→ **PROBLEM REQUIREMENTS**
Look through the material below and give the number of lines holding "молозива", with no other words.

→ **RECORDS FOR THIS EXERCISE**
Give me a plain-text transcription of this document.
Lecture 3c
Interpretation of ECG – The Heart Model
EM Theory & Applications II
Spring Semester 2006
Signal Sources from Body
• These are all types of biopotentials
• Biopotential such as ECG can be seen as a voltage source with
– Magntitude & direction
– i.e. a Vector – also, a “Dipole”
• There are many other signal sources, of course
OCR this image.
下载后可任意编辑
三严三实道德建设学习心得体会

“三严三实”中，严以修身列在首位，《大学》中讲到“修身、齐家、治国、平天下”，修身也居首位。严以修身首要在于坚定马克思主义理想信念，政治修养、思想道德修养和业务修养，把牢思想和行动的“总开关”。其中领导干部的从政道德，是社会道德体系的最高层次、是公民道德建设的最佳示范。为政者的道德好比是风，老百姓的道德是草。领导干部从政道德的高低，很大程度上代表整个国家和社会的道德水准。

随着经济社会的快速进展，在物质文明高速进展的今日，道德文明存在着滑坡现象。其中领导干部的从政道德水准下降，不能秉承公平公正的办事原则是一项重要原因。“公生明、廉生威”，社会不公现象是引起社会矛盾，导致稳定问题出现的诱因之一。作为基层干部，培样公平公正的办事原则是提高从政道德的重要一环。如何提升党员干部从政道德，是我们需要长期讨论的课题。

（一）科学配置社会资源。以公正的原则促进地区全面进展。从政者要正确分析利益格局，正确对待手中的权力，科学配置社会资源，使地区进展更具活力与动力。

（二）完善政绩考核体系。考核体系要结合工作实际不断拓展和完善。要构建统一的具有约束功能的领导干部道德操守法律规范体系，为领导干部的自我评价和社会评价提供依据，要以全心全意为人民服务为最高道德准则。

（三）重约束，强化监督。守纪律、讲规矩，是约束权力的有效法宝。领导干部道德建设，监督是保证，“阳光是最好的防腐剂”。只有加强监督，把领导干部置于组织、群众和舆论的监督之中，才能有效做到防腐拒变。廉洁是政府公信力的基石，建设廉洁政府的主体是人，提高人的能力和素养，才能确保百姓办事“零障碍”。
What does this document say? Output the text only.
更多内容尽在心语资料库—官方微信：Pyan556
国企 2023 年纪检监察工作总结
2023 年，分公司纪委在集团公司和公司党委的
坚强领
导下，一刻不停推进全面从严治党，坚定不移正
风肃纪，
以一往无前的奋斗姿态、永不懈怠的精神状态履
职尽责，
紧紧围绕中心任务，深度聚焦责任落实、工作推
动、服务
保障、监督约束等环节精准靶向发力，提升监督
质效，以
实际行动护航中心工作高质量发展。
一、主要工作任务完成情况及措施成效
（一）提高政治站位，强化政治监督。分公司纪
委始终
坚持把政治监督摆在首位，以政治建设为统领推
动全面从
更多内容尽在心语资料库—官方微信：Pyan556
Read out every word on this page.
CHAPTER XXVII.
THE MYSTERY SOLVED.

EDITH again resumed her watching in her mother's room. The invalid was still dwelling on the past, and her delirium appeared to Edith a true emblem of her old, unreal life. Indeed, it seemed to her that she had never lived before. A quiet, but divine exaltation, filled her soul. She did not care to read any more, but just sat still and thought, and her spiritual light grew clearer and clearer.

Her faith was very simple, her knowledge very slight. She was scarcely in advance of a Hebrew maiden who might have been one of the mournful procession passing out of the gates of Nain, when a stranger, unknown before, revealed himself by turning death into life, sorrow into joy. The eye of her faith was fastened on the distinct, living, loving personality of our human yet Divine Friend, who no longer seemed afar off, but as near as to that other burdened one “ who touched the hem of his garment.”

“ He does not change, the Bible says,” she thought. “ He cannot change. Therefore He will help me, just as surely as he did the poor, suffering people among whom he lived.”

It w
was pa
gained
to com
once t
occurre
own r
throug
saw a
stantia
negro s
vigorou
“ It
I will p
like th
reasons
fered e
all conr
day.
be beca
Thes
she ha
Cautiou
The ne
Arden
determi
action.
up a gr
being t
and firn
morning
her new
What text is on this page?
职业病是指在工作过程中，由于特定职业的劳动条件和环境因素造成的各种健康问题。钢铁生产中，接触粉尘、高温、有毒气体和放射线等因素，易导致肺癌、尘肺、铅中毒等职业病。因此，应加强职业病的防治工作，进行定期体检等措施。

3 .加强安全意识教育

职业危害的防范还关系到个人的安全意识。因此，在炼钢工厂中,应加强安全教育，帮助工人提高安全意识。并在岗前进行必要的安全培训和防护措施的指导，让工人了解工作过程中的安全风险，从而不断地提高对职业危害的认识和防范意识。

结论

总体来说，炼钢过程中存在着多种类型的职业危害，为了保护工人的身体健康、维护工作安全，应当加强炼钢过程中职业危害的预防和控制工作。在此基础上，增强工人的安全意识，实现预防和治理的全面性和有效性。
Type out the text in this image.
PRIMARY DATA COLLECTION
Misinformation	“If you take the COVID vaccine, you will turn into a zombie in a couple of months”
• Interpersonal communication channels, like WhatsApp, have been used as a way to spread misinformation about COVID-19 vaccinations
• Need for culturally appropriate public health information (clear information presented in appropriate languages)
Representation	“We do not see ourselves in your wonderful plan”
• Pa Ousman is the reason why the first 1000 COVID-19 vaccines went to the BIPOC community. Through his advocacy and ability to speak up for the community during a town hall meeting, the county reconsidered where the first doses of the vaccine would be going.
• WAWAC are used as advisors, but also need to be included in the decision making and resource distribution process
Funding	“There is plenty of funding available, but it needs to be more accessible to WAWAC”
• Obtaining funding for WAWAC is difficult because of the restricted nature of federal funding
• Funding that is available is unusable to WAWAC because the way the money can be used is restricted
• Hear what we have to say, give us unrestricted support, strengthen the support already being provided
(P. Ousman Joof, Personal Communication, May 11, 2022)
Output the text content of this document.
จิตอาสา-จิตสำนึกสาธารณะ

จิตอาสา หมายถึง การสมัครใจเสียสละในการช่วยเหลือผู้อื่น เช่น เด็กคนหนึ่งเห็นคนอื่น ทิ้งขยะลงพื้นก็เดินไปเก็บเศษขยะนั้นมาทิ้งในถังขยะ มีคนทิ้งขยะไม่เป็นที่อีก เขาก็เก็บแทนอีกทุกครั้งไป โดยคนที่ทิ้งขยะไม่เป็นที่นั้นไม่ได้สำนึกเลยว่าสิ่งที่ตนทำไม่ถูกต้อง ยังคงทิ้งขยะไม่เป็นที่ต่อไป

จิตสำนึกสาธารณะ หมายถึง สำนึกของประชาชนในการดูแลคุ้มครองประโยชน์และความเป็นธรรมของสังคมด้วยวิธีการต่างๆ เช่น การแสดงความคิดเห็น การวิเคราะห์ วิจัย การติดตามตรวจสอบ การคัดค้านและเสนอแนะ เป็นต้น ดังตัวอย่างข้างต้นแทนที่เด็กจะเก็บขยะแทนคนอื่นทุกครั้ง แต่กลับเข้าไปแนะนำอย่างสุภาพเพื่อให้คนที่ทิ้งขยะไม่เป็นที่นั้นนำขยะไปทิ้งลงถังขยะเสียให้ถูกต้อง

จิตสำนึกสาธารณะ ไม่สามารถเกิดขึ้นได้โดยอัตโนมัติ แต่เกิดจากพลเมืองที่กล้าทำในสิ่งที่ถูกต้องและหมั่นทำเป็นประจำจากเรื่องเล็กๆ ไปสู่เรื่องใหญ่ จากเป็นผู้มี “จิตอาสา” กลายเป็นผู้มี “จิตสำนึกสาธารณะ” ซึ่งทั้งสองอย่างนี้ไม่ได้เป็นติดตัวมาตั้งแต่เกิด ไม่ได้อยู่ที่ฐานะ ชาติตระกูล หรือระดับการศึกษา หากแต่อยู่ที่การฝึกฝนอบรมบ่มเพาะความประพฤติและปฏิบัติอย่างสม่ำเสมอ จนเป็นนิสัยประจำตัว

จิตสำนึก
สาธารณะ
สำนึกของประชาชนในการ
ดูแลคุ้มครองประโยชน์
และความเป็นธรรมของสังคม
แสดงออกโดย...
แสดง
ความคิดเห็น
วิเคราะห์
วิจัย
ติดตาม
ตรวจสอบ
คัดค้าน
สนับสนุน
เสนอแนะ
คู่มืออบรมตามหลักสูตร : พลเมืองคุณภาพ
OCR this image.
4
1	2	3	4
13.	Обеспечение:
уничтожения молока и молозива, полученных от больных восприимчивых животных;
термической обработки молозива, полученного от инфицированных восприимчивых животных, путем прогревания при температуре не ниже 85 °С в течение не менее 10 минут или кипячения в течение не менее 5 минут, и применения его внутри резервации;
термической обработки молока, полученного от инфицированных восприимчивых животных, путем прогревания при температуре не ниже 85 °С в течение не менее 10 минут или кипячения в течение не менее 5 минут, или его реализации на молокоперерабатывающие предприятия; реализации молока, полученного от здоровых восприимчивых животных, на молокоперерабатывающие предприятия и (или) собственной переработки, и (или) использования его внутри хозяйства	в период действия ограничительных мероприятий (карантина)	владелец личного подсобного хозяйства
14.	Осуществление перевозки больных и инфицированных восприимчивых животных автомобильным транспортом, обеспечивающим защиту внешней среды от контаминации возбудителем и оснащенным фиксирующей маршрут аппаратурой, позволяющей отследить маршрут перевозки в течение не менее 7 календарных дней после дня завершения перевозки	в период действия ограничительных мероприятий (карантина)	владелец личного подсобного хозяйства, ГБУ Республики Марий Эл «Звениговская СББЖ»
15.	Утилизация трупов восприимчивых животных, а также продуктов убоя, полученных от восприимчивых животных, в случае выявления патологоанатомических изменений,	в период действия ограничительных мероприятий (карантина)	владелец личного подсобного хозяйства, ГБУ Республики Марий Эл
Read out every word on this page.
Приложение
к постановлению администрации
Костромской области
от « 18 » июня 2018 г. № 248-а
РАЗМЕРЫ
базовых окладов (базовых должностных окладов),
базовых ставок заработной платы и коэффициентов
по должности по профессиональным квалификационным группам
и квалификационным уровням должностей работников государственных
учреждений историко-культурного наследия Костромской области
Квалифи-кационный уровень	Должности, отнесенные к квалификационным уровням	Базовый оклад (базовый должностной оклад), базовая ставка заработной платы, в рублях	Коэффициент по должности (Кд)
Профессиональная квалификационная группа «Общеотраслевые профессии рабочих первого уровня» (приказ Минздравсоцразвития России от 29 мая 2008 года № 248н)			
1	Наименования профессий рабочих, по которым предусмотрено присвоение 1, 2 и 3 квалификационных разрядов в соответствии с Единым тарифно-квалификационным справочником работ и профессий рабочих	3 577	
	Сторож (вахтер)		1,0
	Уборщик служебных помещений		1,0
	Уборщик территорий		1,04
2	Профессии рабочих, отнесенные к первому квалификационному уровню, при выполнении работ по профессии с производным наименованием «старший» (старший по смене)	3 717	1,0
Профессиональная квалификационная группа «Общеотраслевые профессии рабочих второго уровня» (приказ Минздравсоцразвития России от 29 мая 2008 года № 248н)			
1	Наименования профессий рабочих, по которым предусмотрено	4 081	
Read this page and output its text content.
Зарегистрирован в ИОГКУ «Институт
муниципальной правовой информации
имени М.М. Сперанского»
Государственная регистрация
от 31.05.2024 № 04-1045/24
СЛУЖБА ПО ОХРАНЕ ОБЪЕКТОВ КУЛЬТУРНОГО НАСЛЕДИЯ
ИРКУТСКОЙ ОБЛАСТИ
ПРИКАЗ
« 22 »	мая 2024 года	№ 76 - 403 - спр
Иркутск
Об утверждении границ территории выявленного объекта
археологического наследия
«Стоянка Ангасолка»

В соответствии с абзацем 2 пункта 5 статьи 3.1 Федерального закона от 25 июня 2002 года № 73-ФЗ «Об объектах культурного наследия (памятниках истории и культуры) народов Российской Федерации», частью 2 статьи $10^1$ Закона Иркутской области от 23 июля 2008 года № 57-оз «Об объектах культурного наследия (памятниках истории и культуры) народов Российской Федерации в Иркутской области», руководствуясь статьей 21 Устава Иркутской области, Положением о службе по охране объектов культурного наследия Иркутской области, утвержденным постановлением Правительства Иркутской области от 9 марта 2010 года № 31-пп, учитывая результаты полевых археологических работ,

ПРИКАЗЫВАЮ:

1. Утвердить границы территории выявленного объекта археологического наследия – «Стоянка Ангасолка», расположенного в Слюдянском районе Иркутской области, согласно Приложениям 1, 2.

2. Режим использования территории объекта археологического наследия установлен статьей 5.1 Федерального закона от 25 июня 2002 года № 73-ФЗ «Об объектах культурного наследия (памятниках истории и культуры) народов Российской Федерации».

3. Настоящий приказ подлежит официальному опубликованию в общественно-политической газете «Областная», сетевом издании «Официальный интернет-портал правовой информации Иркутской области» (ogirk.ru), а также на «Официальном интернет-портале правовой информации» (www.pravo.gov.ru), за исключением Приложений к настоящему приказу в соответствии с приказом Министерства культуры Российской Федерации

→ **COMPLETE RESPONSE**
2